> [Task brief]
Answer these questions using the Open MPI process placement thread below.
(a) What does the acronym "LAMA" stand for?
(b) Which document was updated on the trunk, with the change to be ported to the 1.8 series?
(c) What is the title of the section about the three levels of process placement?

> [Quoted passage]
> On Oct 17, 2014, at 10:23 AM, Gus Correa <g...@ldeo.columbia.edu> wrote:
> 
> Hi Ralph
> 
> Thank you.
> Your fixes covered much more than I could find.
> The section about the three levels of process placement
> (" Mapping, Ranking, and Binding: Oh My!") really helps.
> I would just add at the very beginning
> short sentences quickly characterizing each of the three levels.
> Kind of an "abstract".
> Then explain each level in more detail.

Will do - thanks!

> 
> **
> 
> Also, I found Jeff's 2013 presentation about the new style
> of process placement.
> 
> http://www.slideshare.net/jsquyres/open-mpi-explorations-in-process-affinity-eurompi13-presentation
> 
> The title calls it "LAMA".
> (That is mud in Portuguese! But the presentation is clear.)
> OK, the acronym means "Locality Aware Mapping Algorithm".
> In any case, it sounds very similar to the current process placement
> features of OMPI 1.8, although only Jeff and you can really tell if it
> is exactly the same.
> 
> If it is the same, it may help to link it to the OMPI FAQ,
> or somehow make it more visible, printable, etc.
> If there are differences between OMPI 1.8 and the presentation,
> it may be worth adjusting the presentation to the
> current OMPI 1.8, and posting it as well.
> That would be a good way to convey the OMPI 1.8
> process placement conceptual model, along with its syntax
> and examples.

Yeah, I need to do that. LAMA was an alternative implementation of the current 
map/rank/bind system. It hasn’t been fully maintained since it was introduced, 
and so I’m not sure how much of it is functional. I need to create an 
equivalent for the current implementation.


> 
> Thank you,
> Gus Correa
> 
> 
> On 10/17/2014 12:10 AM, Ralph Castain wrote:
>> I know this commit could be a little hard to parse, but I have updated
>> the mpirun man page on the trunk and will port the change over to the
>> 1.8 series tomorrow. FWIW, I’ve provided the link to the commit below so
>> you can “preview” it.
>> 
>> https://github.com/open-mpi/ompi/commit/f9d620e3a772cdeddd40b4f0789cf59c75b44868
>> 
>> HTH
>> Ralph
>> 
>> 
>>> On Oct 16, 2014, at 9:43 AM, Gus Correa <g...@ldeo.columbia.edu
>>> <mailto:g...@ldeo.columbia.edu>> wrote:
>>> 
>>> Hi Ralph
>>> 
>>> Yes, I know the process placement features are powerful.

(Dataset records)

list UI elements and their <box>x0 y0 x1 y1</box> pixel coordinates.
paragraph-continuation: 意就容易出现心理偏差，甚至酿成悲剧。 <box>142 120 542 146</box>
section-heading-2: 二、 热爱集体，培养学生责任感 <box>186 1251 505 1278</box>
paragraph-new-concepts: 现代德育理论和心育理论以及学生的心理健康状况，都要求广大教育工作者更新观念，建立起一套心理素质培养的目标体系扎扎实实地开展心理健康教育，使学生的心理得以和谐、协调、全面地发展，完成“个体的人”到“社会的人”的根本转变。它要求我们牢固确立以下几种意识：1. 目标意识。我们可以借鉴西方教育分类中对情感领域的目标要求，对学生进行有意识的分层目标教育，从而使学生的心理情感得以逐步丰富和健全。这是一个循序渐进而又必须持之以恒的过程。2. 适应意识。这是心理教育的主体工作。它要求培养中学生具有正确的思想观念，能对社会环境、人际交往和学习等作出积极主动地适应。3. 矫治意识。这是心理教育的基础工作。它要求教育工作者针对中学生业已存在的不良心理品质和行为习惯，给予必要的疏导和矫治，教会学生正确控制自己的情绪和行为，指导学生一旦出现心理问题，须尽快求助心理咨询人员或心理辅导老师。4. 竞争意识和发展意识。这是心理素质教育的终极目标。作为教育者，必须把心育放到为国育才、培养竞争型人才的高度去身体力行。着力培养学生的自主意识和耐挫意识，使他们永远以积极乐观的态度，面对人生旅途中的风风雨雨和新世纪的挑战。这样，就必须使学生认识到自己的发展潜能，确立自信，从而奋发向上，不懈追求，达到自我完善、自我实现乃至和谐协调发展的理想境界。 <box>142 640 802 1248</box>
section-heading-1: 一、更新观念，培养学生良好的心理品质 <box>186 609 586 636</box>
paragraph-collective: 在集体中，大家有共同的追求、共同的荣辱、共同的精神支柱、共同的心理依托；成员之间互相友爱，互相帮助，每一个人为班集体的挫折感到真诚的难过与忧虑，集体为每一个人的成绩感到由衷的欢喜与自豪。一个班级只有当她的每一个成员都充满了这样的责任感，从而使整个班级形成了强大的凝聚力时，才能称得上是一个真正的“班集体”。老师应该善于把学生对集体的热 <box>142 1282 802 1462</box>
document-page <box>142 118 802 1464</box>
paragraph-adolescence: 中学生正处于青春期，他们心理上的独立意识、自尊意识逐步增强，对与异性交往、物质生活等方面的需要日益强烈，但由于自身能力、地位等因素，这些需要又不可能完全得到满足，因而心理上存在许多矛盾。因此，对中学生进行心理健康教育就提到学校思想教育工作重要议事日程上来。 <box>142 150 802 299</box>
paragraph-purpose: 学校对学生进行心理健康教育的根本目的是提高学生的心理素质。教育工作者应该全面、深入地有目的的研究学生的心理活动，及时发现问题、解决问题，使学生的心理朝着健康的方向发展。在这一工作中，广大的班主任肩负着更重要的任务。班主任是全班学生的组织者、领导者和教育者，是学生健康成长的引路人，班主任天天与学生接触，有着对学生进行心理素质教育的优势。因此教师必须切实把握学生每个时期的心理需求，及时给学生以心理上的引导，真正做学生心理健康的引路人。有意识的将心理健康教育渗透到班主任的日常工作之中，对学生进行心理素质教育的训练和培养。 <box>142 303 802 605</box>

--

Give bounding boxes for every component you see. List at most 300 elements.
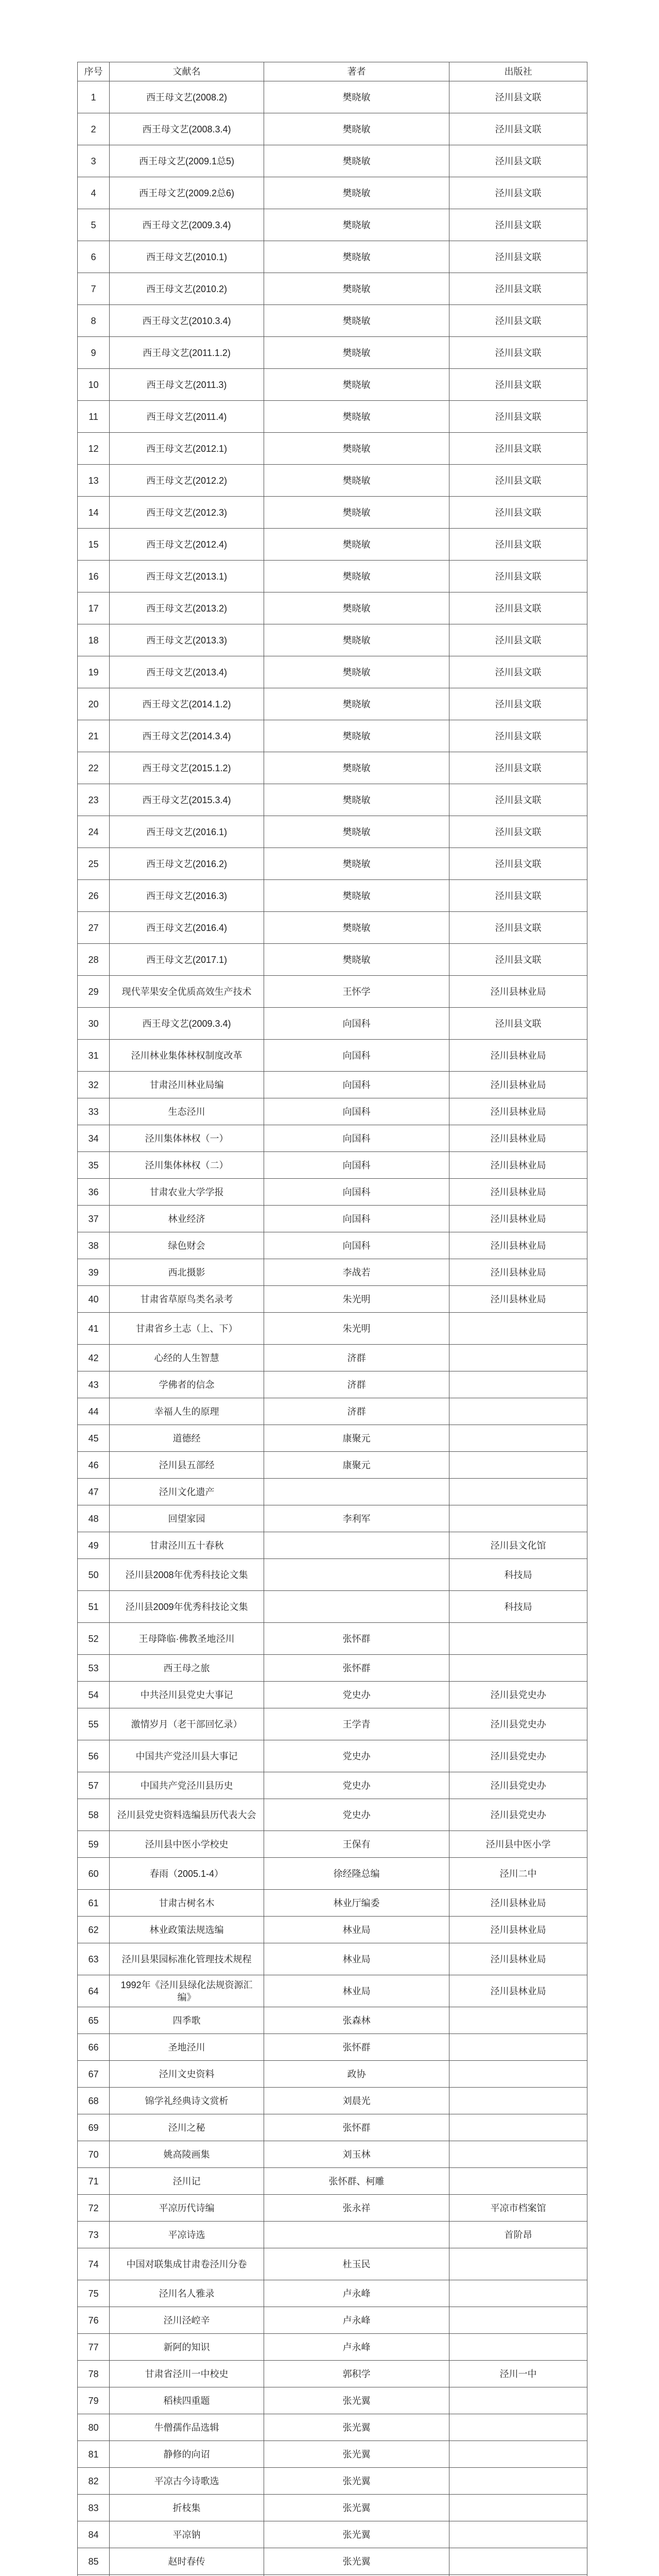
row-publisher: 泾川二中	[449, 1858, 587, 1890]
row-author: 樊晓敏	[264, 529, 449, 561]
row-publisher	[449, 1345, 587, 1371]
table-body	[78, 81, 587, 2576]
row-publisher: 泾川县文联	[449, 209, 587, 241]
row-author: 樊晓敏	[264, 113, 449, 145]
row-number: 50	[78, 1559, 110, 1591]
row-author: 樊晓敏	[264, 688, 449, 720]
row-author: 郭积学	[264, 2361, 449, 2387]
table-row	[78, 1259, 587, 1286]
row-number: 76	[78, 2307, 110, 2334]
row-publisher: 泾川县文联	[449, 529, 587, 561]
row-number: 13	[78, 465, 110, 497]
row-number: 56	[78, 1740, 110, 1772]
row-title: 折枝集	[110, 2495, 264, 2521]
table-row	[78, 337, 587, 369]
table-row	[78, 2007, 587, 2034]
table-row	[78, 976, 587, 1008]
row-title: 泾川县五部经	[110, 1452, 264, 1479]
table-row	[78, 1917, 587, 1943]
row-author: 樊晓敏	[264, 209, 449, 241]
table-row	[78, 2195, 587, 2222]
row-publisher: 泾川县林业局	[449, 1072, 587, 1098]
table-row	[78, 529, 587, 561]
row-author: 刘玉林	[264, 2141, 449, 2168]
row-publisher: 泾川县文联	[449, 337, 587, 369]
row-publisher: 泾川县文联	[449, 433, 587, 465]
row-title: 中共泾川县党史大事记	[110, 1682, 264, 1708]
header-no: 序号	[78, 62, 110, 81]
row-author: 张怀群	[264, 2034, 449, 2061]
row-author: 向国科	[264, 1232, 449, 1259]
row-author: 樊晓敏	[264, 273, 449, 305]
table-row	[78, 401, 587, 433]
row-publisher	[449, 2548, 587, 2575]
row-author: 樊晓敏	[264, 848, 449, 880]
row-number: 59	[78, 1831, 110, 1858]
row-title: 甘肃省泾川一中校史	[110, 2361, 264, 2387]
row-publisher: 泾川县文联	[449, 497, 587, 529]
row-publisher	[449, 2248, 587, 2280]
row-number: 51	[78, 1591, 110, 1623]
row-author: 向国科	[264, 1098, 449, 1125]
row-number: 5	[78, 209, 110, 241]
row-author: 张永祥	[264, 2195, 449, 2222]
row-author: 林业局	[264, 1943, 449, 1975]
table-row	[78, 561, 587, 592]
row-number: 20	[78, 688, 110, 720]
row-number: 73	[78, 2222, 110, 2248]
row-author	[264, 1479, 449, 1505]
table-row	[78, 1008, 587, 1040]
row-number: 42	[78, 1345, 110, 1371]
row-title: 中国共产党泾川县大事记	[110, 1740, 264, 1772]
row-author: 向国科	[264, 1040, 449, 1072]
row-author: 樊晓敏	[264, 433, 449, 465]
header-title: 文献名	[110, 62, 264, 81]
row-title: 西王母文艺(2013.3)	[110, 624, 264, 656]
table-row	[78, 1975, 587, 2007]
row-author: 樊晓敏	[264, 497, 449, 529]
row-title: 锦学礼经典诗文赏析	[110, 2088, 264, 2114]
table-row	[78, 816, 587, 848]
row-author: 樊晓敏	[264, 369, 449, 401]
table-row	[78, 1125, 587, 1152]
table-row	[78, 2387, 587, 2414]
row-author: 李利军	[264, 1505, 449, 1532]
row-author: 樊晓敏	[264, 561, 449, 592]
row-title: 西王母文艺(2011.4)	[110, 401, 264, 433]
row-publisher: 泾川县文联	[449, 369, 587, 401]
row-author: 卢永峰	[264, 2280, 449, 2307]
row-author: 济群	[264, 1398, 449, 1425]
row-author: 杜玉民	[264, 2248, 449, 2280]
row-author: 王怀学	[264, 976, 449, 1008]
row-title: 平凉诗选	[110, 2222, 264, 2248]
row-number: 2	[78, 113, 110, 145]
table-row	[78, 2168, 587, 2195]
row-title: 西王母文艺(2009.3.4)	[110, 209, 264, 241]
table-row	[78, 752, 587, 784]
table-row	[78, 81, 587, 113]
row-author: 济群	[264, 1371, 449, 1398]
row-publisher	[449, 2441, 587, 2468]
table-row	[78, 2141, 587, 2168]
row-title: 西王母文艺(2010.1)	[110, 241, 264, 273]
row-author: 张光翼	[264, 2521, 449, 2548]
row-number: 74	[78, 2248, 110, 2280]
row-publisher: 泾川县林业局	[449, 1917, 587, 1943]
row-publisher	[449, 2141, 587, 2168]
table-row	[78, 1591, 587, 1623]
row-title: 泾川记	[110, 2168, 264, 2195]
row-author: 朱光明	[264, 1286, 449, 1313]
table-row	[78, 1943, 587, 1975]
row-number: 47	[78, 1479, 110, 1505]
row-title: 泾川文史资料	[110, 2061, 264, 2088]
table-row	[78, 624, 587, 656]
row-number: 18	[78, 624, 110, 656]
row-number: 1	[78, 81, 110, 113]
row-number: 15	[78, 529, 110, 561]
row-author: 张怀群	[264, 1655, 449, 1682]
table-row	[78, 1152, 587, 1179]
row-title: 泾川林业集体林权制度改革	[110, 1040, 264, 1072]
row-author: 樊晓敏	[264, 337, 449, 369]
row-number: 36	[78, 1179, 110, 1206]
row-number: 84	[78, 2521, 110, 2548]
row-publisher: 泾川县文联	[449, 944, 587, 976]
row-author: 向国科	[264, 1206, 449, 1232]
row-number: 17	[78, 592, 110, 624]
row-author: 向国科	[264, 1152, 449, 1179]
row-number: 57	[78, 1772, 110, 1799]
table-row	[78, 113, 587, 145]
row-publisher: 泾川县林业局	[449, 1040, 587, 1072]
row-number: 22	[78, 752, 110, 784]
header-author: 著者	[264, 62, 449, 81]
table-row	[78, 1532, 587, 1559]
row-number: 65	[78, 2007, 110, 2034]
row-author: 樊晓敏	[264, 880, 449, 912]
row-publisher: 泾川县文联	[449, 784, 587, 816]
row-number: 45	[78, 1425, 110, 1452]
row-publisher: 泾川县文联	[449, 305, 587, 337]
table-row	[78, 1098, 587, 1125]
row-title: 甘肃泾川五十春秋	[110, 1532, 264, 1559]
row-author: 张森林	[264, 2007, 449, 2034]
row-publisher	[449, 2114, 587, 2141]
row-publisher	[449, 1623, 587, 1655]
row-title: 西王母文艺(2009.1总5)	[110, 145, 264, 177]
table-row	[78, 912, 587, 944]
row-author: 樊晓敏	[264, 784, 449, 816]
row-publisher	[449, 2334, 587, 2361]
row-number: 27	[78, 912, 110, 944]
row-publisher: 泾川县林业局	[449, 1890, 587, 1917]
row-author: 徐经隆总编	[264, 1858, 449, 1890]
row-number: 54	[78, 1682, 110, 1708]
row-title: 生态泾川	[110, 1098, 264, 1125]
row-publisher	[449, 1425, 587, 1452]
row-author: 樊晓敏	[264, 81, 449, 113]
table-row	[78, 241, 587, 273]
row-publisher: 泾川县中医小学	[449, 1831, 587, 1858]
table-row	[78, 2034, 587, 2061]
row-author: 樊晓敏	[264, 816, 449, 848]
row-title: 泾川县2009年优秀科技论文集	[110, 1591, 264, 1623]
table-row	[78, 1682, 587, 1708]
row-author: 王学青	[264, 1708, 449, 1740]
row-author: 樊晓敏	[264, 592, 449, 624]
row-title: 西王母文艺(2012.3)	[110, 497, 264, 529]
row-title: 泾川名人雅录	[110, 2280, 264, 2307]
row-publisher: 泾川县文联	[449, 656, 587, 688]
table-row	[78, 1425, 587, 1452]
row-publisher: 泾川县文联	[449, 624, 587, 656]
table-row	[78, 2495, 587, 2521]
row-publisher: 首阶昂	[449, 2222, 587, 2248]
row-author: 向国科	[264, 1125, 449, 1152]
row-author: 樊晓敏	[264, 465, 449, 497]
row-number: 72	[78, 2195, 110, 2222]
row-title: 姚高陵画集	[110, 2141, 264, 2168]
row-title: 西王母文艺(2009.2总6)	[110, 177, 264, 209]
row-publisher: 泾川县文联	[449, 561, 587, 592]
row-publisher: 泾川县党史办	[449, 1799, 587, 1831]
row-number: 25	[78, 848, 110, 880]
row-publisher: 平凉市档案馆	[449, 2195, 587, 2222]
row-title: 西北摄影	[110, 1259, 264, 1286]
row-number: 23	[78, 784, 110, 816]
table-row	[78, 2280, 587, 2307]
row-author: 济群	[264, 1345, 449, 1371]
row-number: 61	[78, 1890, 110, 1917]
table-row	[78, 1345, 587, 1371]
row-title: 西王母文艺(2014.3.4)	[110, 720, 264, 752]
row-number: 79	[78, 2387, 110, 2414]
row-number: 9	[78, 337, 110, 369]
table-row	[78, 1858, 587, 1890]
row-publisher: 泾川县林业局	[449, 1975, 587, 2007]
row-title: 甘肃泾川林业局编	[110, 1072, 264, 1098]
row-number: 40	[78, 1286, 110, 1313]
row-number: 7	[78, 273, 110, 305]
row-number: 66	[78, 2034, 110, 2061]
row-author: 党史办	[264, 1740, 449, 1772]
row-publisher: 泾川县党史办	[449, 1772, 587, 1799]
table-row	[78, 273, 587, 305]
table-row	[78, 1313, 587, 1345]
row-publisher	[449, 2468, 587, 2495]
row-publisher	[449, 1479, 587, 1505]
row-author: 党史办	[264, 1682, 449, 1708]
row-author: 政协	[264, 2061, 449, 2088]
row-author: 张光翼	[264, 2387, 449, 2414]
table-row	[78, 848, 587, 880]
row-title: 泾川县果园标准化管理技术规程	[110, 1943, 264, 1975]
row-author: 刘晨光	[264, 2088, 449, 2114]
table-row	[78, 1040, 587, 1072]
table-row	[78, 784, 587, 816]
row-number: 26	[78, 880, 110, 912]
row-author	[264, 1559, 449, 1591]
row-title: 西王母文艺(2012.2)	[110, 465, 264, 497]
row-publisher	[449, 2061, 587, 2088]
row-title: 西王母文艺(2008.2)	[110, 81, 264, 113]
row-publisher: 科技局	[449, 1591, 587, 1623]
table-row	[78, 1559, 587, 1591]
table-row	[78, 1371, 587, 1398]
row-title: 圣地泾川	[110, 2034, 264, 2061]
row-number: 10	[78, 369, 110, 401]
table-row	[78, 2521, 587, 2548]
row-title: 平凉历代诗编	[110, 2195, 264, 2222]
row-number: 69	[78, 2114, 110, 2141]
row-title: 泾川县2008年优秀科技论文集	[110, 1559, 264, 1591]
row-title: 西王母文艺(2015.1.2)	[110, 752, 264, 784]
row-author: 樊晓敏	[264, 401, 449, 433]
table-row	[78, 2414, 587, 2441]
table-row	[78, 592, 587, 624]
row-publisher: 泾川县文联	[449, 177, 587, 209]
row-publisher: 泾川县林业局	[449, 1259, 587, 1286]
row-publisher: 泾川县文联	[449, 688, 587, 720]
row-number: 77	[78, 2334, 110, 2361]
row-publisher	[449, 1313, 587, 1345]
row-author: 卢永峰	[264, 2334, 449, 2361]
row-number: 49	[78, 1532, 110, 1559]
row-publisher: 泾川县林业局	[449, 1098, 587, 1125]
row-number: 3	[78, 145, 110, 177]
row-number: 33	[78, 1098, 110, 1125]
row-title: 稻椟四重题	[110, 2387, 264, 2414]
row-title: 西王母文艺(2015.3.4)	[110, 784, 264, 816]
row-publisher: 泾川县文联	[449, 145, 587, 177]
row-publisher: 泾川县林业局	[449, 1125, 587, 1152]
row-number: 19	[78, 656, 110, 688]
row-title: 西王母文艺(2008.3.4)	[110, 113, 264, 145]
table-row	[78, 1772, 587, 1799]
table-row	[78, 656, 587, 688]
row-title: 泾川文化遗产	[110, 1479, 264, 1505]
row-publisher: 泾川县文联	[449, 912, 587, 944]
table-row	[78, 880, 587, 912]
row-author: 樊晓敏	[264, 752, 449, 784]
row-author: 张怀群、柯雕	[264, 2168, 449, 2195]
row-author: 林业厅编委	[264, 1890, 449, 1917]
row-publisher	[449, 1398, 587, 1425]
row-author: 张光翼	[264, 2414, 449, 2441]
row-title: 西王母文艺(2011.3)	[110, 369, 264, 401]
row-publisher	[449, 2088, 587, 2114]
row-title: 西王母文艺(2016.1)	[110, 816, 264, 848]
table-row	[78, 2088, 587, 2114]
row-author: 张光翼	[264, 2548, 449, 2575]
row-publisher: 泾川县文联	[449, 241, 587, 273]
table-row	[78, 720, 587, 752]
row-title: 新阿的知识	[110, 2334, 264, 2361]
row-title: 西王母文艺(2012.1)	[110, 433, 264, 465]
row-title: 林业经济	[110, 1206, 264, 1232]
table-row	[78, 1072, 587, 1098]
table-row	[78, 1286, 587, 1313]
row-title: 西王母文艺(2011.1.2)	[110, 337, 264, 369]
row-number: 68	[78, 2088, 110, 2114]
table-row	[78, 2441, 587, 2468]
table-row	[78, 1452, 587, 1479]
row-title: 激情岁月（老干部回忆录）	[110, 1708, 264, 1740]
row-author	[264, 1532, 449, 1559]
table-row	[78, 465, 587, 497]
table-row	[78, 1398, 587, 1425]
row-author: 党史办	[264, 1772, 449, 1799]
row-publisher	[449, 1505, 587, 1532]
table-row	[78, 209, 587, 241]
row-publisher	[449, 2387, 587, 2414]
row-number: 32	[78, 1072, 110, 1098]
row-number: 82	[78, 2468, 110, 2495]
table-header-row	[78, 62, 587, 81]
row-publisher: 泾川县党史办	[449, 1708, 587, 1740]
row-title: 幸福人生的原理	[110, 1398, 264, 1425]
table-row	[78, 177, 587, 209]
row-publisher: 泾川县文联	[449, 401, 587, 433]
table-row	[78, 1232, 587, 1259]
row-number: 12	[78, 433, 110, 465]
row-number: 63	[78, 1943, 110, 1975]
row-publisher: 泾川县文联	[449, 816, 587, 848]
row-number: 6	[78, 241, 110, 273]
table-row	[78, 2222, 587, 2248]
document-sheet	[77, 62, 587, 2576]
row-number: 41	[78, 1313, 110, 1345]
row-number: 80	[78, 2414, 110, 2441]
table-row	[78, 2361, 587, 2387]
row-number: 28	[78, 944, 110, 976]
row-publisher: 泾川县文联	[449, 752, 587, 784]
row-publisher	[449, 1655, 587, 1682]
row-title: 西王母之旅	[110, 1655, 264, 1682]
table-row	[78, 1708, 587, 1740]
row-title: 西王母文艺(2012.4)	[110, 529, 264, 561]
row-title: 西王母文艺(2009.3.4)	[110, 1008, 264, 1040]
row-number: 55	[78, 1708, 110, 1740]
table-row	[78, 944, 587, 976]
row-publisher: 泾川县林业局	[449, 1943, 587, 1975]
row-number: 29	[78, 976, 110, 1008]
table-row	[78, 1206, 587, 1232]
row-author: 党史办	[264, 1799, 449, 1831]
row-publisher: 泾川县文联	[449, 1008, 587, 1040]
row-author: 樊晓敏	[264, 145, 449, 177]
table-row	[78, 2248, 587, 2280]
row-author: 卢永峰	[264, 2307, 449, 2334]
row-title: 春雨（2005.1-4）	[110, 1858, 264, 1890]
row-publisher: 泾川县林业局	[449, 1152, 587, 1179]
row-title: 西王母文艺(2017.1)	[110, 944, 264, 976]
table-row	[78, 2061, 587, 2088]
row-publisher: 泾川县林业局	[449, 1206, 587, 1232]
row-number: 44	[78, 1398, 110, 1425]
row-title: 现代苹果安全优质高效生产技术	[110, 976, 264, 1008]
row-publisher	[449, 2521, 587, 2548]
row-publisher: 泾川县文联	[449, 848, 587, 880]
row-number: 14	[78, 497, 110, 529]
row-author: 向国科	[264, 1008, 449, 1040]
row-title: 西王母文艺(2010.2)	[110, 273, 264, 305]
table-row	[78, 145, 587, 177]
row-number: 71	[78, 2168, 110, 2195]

> [Exercise result]
(a) Locality Aware Mapping Algorithm
(b) The mpirun man page
(c) "Mapping, Ranking, and Binding: Oh My!"